Your task:
Write out all the lines again, precisely as they stand, but without the images.

Part of a data file
-=-=-

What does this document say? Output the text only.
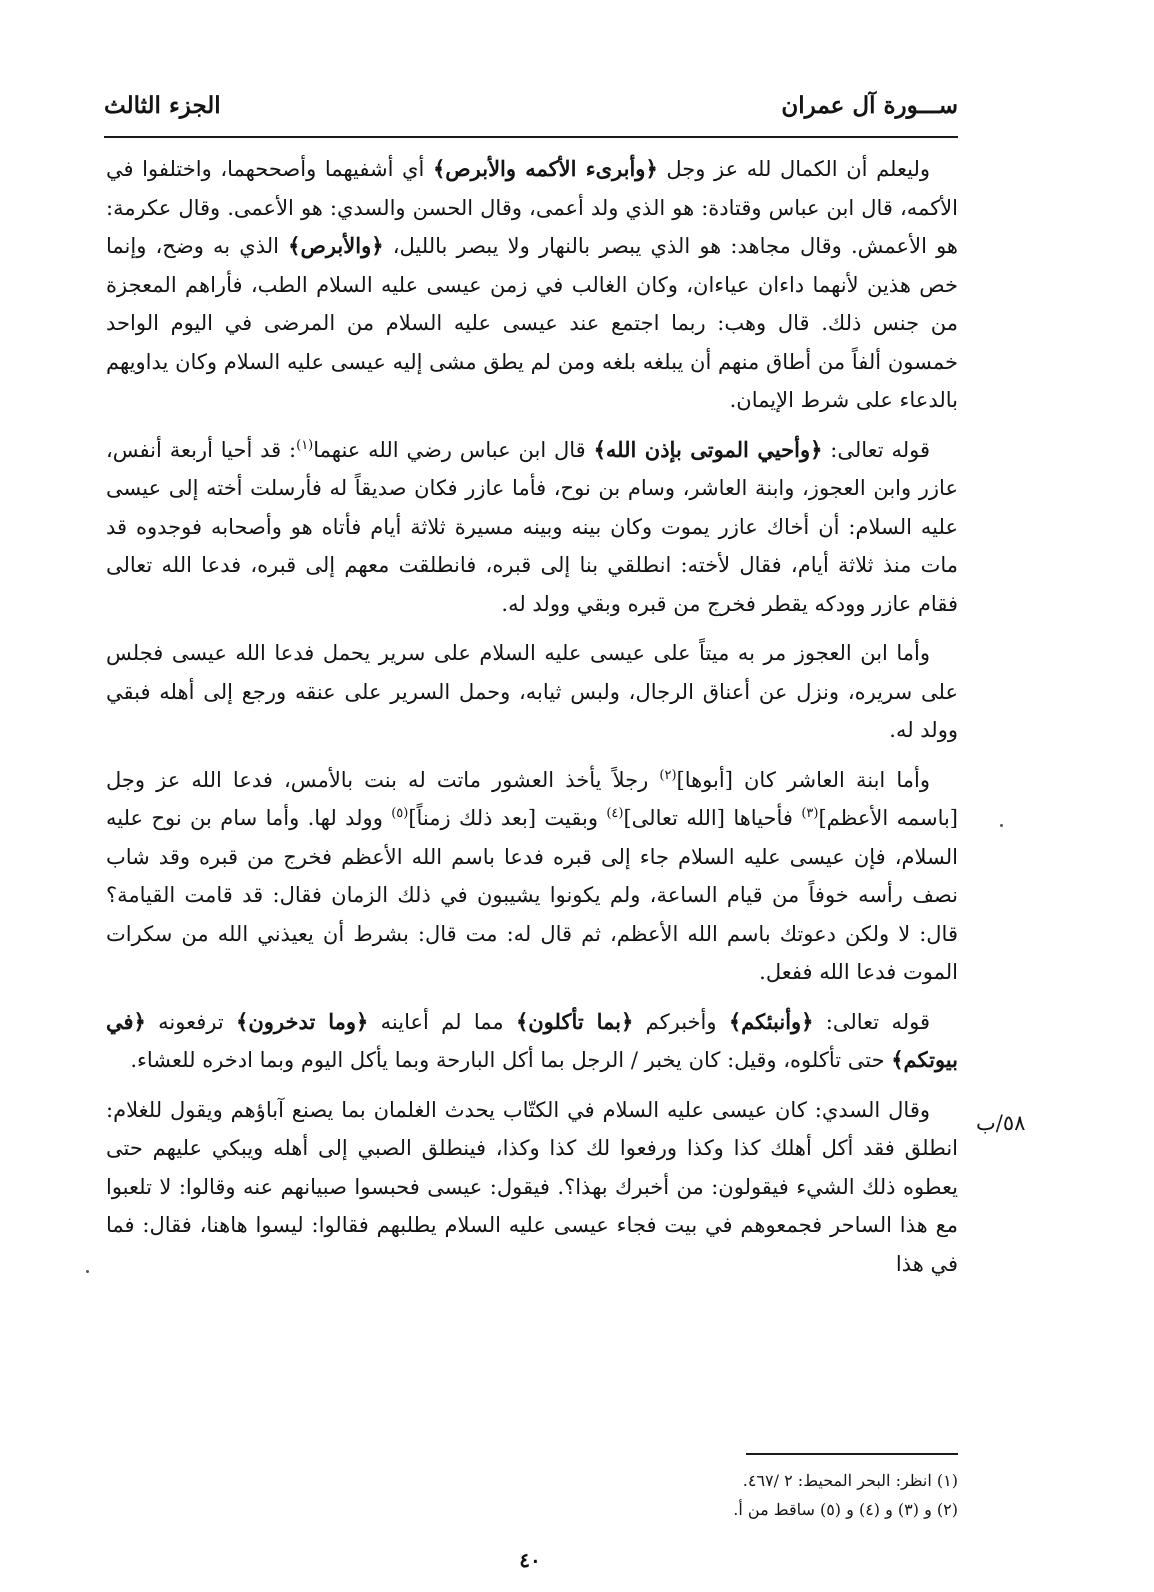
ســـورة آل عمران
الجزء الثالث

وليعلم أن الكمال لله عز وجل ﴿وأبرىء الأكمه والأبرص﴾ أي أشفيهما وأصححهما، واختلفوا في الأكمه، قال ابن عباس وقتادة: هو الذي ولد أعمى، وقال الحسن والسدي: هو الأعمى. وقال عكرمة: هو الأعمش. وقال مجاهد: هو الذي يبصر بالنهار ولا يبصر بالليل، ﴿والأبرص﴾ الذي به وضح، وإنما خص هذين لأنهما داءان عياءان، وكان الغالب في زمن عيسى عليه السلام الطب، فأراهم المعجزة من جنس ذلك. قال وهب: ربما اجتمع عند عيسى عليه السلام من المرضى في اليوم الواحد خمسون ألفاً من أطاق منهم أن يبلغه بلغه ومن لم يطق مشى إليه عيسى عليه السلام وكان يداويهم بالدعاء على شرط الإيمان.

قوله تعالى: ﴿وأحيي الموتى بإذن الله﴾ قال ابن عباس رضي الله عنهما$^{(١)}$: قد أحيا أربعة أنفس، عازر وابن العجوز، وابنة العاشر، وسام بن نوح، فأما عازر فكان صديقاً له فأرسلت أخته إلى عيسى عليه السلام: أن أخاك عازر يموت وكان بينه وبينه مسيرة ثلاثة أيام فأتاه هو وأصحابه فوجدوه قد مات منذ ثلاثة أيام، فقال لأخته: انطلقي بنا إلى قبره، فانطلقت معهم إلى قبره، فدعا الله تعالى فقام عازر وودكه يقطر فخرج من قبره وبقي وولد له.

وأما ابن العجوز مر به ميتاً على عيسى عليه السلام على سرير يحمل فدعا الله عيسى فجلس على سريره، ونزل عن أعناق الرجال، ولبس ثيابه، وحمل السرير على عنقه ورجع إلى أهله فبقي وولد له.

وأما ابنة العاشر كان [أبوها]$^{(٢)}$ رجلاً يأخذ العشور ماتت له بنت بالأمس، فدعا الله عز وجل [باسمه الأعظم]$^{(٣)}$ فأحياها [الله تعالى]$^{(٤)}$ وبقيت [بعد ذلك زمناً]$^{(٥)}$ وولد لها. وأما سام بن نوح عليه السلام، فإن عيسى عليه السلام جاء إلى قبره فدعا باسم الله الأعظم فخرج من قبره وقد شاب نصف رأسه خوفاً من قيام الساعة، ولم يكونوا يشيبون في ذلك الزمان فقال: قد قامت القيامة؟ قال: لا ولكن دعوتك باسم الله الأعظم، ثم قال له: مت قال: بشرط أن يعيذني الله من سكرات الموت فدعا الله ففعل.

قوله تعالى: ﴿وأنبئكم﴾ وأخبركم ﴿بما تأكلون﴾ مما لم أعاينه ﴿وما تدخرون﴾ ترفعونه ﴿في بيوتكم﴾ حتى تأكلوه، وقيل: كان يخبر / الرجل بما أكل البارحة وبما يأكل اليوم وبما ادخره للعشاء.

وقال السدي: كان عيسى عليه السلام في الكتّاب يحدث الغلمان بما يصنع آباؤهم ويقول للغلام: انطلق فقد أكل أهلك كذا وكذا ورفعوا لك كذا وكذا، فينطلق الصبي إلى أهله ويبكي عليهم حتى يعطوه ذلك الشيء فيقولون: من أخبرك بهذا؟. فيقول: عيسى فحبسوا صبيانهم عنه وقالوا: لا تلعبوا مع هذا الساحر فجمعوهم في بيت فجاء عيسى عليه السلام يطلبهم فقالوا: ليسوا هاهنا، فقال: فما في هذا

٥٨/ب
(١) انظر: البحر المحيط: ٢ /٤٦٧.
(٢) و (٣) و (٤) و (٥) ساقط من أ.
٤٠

-=-=-

Solved exercise:
What does this document say? Output the text only.
ســـورة آل عمران
الجزء الثالث

وليعلم أن الكمال لله عز وجل ﴿وأبرىء الأكمه والأبرص﴾ أي أشفيهما وأصححهما، واختلفوا في الأكمه، قال ابن عباس وقتادة: هو الذي ولد أعمى، وقال الحسن والسدي: هو الأعمى. وقال عكرمة: هو الأعمش. وقال مجاهد: هو الذي يبصر بالنهار ولا يبصر بالليل، ﴿والأبرص﴾ الذي به وضح، وإنما خص هذين لأنهما داءان عياءان، وكان الغالب في زمن عيسى عليه السلام الطب، فأراهم المعجزة من جنس ذلك. قال وهب: ربما اجتمع عند عيسى عليه السلام من المرضى في اليوم الواحد خمسون ألفاً من أطاق منهم أن يبلغه بلغه ومن لم يطق مشى إليه عيسى عليه السلام وكان يداويهم بالدعاء على شرط الإيمان.

قوله تعالى: ﴿وأحيي الموتى بإذن الله﴾ قال ابن عباس رضي الله عنهما$^{(١)}$: قد أحيا أربعة أنفس، عازر وابن العجوز، وابنة العاشر، وسام بن نوح، فأما عازر فكان صديقاً له فأرسلت أخته إلى عيسى عليه السلام: أن أخاك عازر يموت وكان بينه وبينه مسيرة ثلاثة أيام فأتاه هو وأصحابه فوجدوه قد مات منذ ثلاثة أيام، فقال لأخته: انطلقي بنا إلى قبره، فانطلقت معهم إلى قبره، فدعا الله تعالى فقام عازر وودكه يقطر فخرج من قبره وبقي وولد له.

وأما ابن العجوز مر به ميتاً على عيسى عليه السلام على سرير يحمل فدعا الله عيسى فجلس على سريره، ونزل عن أعناق الرجال، ولبس ثيابه، وحمل السرير على عنقه ورجع إلى أهله فبقي وولد له.

وأما ابنة العاشر كان [أبوها]$^{(٢)}$ رجلاً يأخذ العشور ماتت له بنت بالأمس، فدعا الله عز وجل [باسمه الأعظم]$^{(٣)}$ فأحياها [الله تعالى]$^{(٤)}$ وبقيت [بعد ذلك زمناً]$^{(٥)}$ وولد لها. وأما سام بن نوح عليه السلام، فإن عيسى عليه السلام جاء إلى قبره فدعا باسم الله الأعظم فخرج من قبره وقد شاب نصف رأسه خوفاً من قيام الساعة، ولم يكونوا يشيبون في ذلك الزمان فقال: قد قامت القيامة؟ قال: لا ولكن دعوتك باسم الله الأعظم، ثم قال له: مت قال: بشرط أن يعيذني الله من سكرات الموت فدعا الله ففعل.

قوله تعالى: ﴿وأنبئكم﴾ وأخبركم ﴿بما تأكلون﴾ مما لم أعاينه ﴿وما تدخرون﴾ ترفعونه ﴿في بيوتكم﴾ حتى تأكلوه، وقيل: كان يخبر / الرجل بما أكل البارحة وبما يأكل اليوم وبما ادخره للعشاء.

وقال السدي: كان عيسى عليه السلام في الكتّاب يحدث الغلمان بما يصنع آباؤهم ويقول للغلام: انطلق فقد أكل أهلك كذا وكذا ورفعوا لك كذا وكذا، فينطلق الصبي إلى أهله ويبكي عليهم حتى يعطوه ذلك الشيء فيقولون: من أخبرك بهذا؟. فيقول: عيسى فحبسوا صبيانهم عنه وقالوا: لا تلعبوا مع هذا الساحر فجمعوهم في بيت فجاء عيسى عليه السلام يطلبهم فقالوا: ليسوا هاهنا، فقال: فما في هذا

٥٨/ب
(١) انظر: البحر المحيط: ٢ /٤٦٧.
(٢) و (٣) و (٤) و (٥) ساقط من أ.
٤٠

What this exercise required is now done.